RECORD EXCERPTS –
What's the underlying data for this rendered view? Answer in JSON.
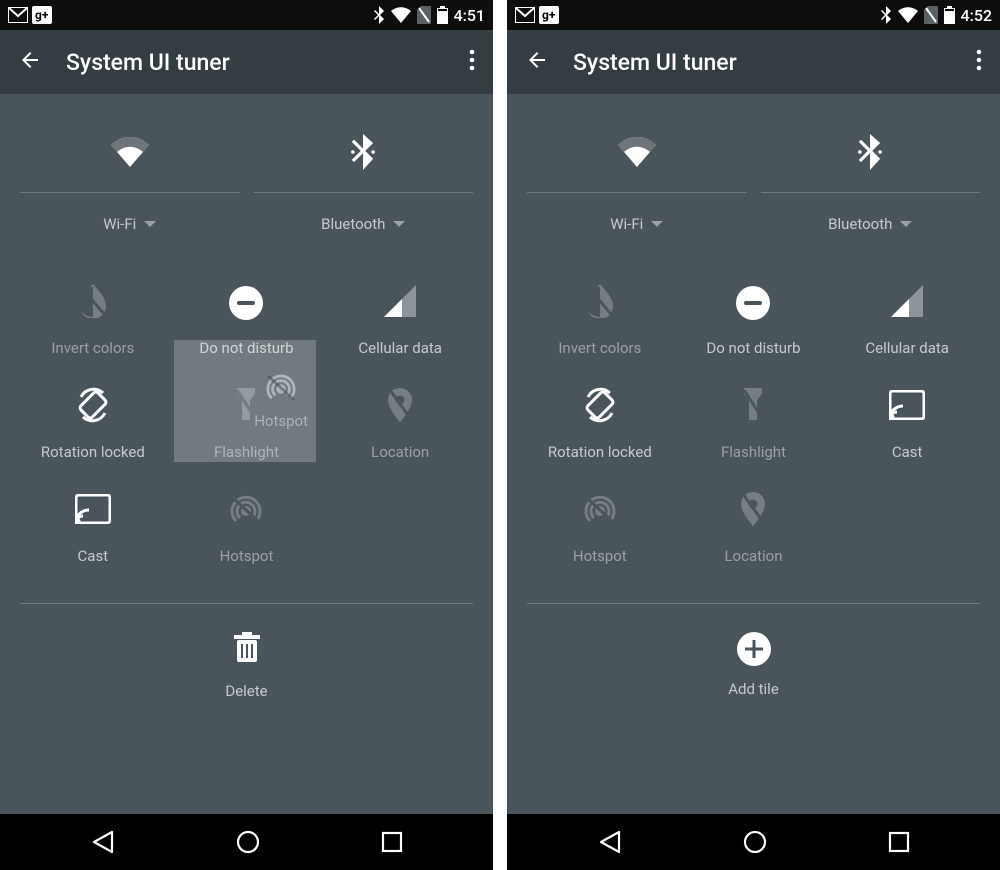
{
  "left": {
    "status_time": "4:51",
    "appbar_title": "System UI tuner",
    "top_tiles": [
      {
        "label": "Wi-Fi"
      },
      {
        "label": "Bluetooth"
      }
    ],
    "grid": [
      {
        "label": "Invert colors"
      },
      {
        "label": "Do not disturb"
      },
      {
        "label": "Cellular data"
      },
      {
        "label": "Rotation locked"
      },
      {
        "label": "Flashlight"
      },
      {
        "label": "Location"
      },
      {
        "label": "Cast"
      },
      {
        "label": "Hotspot"
      }
    ],
    "drag_ghost_label": "Hotspot",
    "bottom_label": "Delete"
  },
  "right": {
    "status_time": "4:52",
    "appbar_title": "System UI tuner",
    "top_tiles": [
      {
        "label": "Wi-Fi"
      },
      {
        "label": "Bluetooth"
      }
    ],
    "grid": [
      {
        "label": "Invert colors"
      },
      {
        "label": "Do not disturb"
      },
      {
        "label": "Cellular data"
      },
      {
        "label": "Rotation locked"
      },
      {
        "label": "Flashlight"
      },
      {
        "label": "Cast"
      },
      {
        "label": "Hotspot"
      },
      {
        "label": "Location"
      }
    ],
    "bottom_label": "Add tile"
  }
}
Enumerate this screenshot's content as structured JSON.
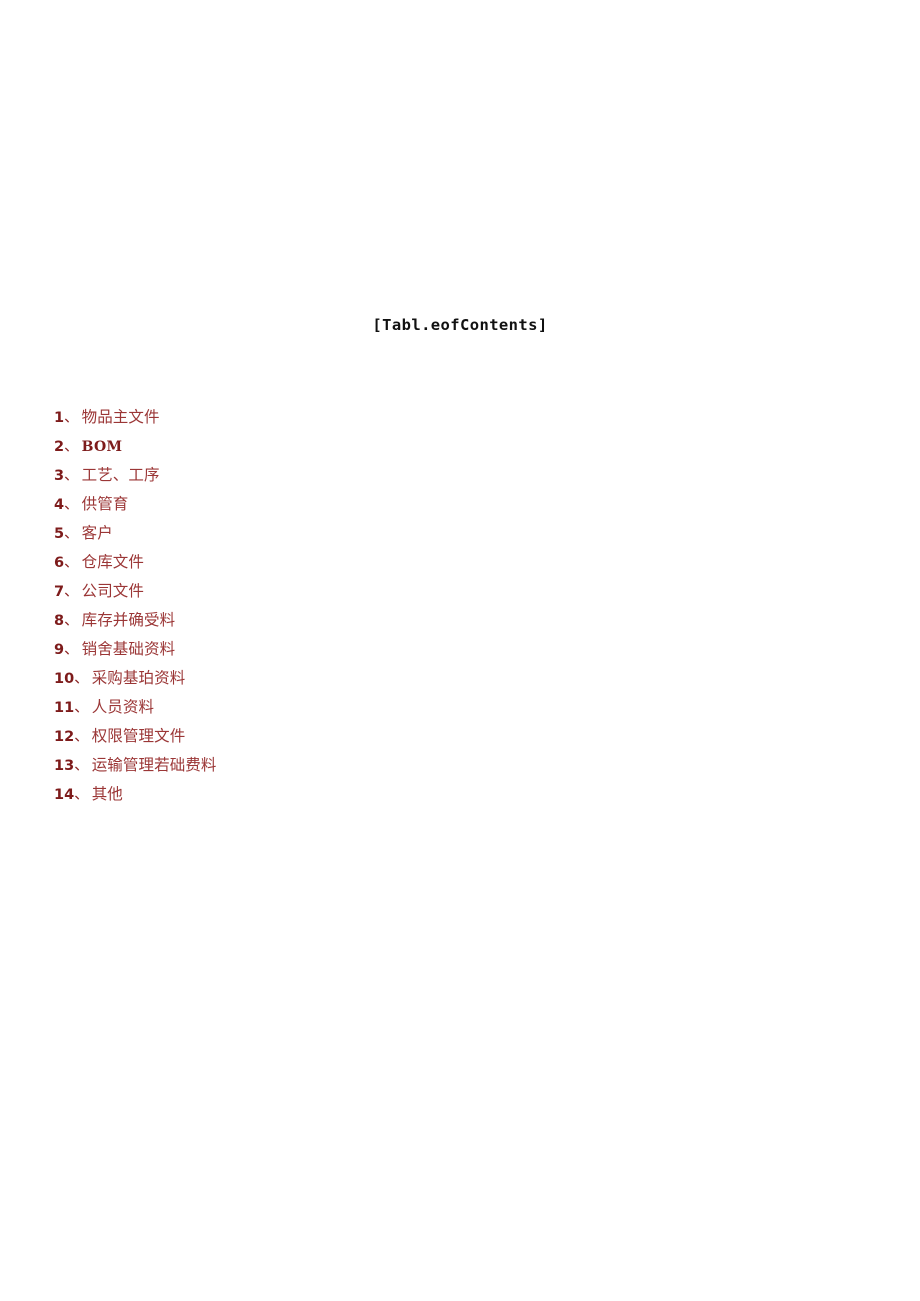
{
  "document": {
    "title": "[Tabl.eofContents]",
    "background_color": "#ffffff",
    "title_color": "#111111",
    "index_color": "#7d1b1b",
    "label_color": "#9b3636"
  },
  "toc": {
    "items": [
      {
        "index": "1",
        "separator": "、",
        "label": "物品主文件",
        "script": "cjk"
      },
      {
        "index": "2",
        "separator": "、",
        "label": "BOM",
        "script": "latin"
      },
      {
        "index": "3",
        "separator": "、",
        "label": "工艺、工序",
        "script": "cjk"
      },
      {
        "index": "4",
        "separator": "、",
        "label": "供管育",
        "script": "cjk"
      },
      {
        "index": "5",
        "separator": "、",
        "label": "客户",
        "script": "cjk"
      },
      {
        "index": "6",
        "separator": "、",
        "label": "仓库文件",
        "script": "cjk"
      },
      {
        "index": "7",
        "separator": "、",
        "label": "公司文件",
        "script": "cjk"
      },
      {
        "index": "8",
        "separator": "、",
        "label": "库存并确受料",
        "script": "cjk"
      },
      {
        "index": "9",
        "separator": "、",
        "label": "销舍基础资料",
        "script": "cjk"
      },
      {
        "index": "10",
        "separator": "、",
        "label": "采购基珀资料",
        "script": "cjk"
      },
      {
        "index": "11",
        "separator": "、",
        "label": "人员资料",
        "script": "cjk"
      },
      {
        "index": "12",
        "separator": "、",
        "label": "权限管理文件",
        "script": "cjk"
      },
      {
        "index": "13",
        "separator": "、",
        "label": "运输管理若础费料",
        "script": "cjk"
      },
      {
        "index": "14",
        "separator": "、",
        "label": "其他",
        "script": "cjk"
      }
    ]
  }
}
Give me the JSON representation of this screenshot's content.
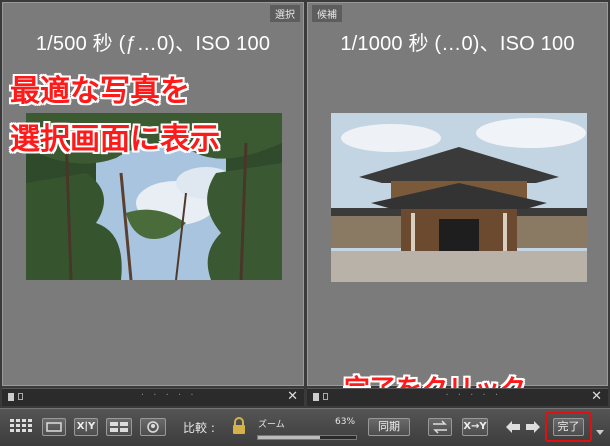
{
  "left_pane": {
    "tag": "選択",
    "meta": "1/500 秒 (ƒ…0)、ISO 100"
  },
  "right_pane": {
    "tag": "候補",
    "meta": "1/1000 秒 (…0)、ISO 100"
  },
  "callouts": {
    "line1": "最適な写真を",
    "line2": "選択画面に表示",
    "done": "完了をクリック"
  },
  "strip": {
    "dots": "· · · · ·",
    "close": "✕"
  },
  "toolbar": {
    "compare_label": "比較 :",
    "zoom_label": "ズーム",
    "zoom_value": "63%",
    "zoom_fraction": 0.63,
    "sync_label": "同期",
    "done_label": "完了"
  },
  "colors": {
    "callout": "#ff1a1a",
    "highlight": "#e01010"
  }
}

TASK REQUIREMENTS –
Keep every word of the data as it is when you write it out, but drop the pictures.

EXPECTED OUTPUT –
What's the underlying data for this rendered view? Answer in JSON.
{
  "left": {
    "status_time": "4:51",
    "appbar_title": "System UI tuner",
    "top_tiles": [
      {
        "label": "Wi-Fi"
      },
      {
        "label": "Bluetooth"
      }
    ],
    "grid": [
      {
        "label": "Invert colors"
      },
      {
        "label": "Do not disturb"
      },
      {
        "label": "Cellular data"
      },
      {
        "label": "Rotation locked"
      },
      {
        "label": "Flashlight"
      },
      {
        "label": "Location"
      },
      {
        "label": "Cast"
      },
      {
        "label": "Hotspot"
      }
    ],
    "drag_ghost_label": "Hotspot",
    "bottom_label": "Delete"
  },
  "right": {
    "status_time": "4:52",
    "appbar_title": "System UI tuner",
    "top_tiles": [
      {
        "label": "Wi-Fi"
      },
      {
        "label": "Bluetooth"
      }
    ],
    "grid": [
      {
        "label": "Invert colors"
      },
      {
        "label": "Do not disturb"
      },
      {
        "label": "Cellular data"
      },
      {
        "label": "Rotation locked"
      },
      {
        "label": "Flashlight"
      },
      {
        "label": "Cast"
      },
      {
        "label": "Hotspot"
      },
      {
        "label": "Location"
      }
    ],
    "bottom_label": "Add tile"
  }
}
Enumerate this screenshot's content as structured JSON.
{
  "document": {
    "title": "[Tabl.eofContents]",
    "background_color": "#ffffff",
    "title_color": "#111111",
    "index_color": "#7d1b1b",
    "label_color": "#9b3636"
  },
  "toc": {
    "items": [
      {
        "index": "1",
        "separator": "、",
        "label": "物品主文件",
        "script": "cjk"
      },
      {
        "index": "2",
        "separator": "、",
        "label": "BOM",
        "script": "latin"
      },
      {
        "index": "3",
        "separator": "、",
        "label": "工艺、工序",
        "script": "cjk"
      },
      {
        "index": "4",
        "separator": "、",
        "label": "供管育",
        "script": "cjk"
      },
      {
        "index": "5",
        "separator": "、",
        "label": "客户",
        "script": "cjk"
      },
      {
        "index": "6",
        "separator": "、",
        "label": "仓库文件",
        "script": "cjk"
      },
      {
        "index": "7",
        "separator": "、",
        "label": "公司文件",
        "script": "cjk"
      },
      {
        "index": "8",
        "separator": "、",
        "label": "库存并确受料",
        "script": "cjk"
      },
      {
        "index": "9",
        "separator": "、",
        "label": "销舍基础资料",
        "script": "cjk"
      },
      {
        "index": "10",
        "separator": "、",
        "label": "采购基珀资料",
        "script": "cjk"
      },
      {
        "index": "11",
        "separator": "、",
        "label": "人员资料",
        "script": "cjk"
      },
      {
        "index": "12",
        "separator": "、",
        "label": "权限管理文件",
        "script": "cjk"
      },
      {
        "index": "13",
        "separator": "、",
        "label": "运输管理若础费料",
        "script": "cjk"
      },
      {
        "index": "14",
        "separator": "、",
        "label": "其他",
        "script": "cjk"
      }
    ]
  }
}
Give me the JSON representation of this screenshot's content.
{
  "left_pane": {
    "tag": "選択",
    "meta": "1/500 秒 (ƒ…0)、ISO 100"
  },
  "right_pane": {
    "tag": "候補",
    "meta": "1/1000 秒 (…0)、ISO 100"
  },
  "callouts": {
    "line1": "最適な写真を",
    "line2": "選択画面に表示",
    "done": "完了をクリック"
  },
  "strip": {
    "dots": "· · · · ·",
    "close": "✕"
  },
  "toolbar": {
    "compare_label": "比較 :",
    "zoom_label": "ズーム",
    "zoom_value": "63%",
    "zoom_fraction": 0.63,
    "sync_label": "同期",
    "done_label": "完了"
  },
  "colors": {
    "callout": "#ff1a1a",
    "highlight": "#e01010"
  }
}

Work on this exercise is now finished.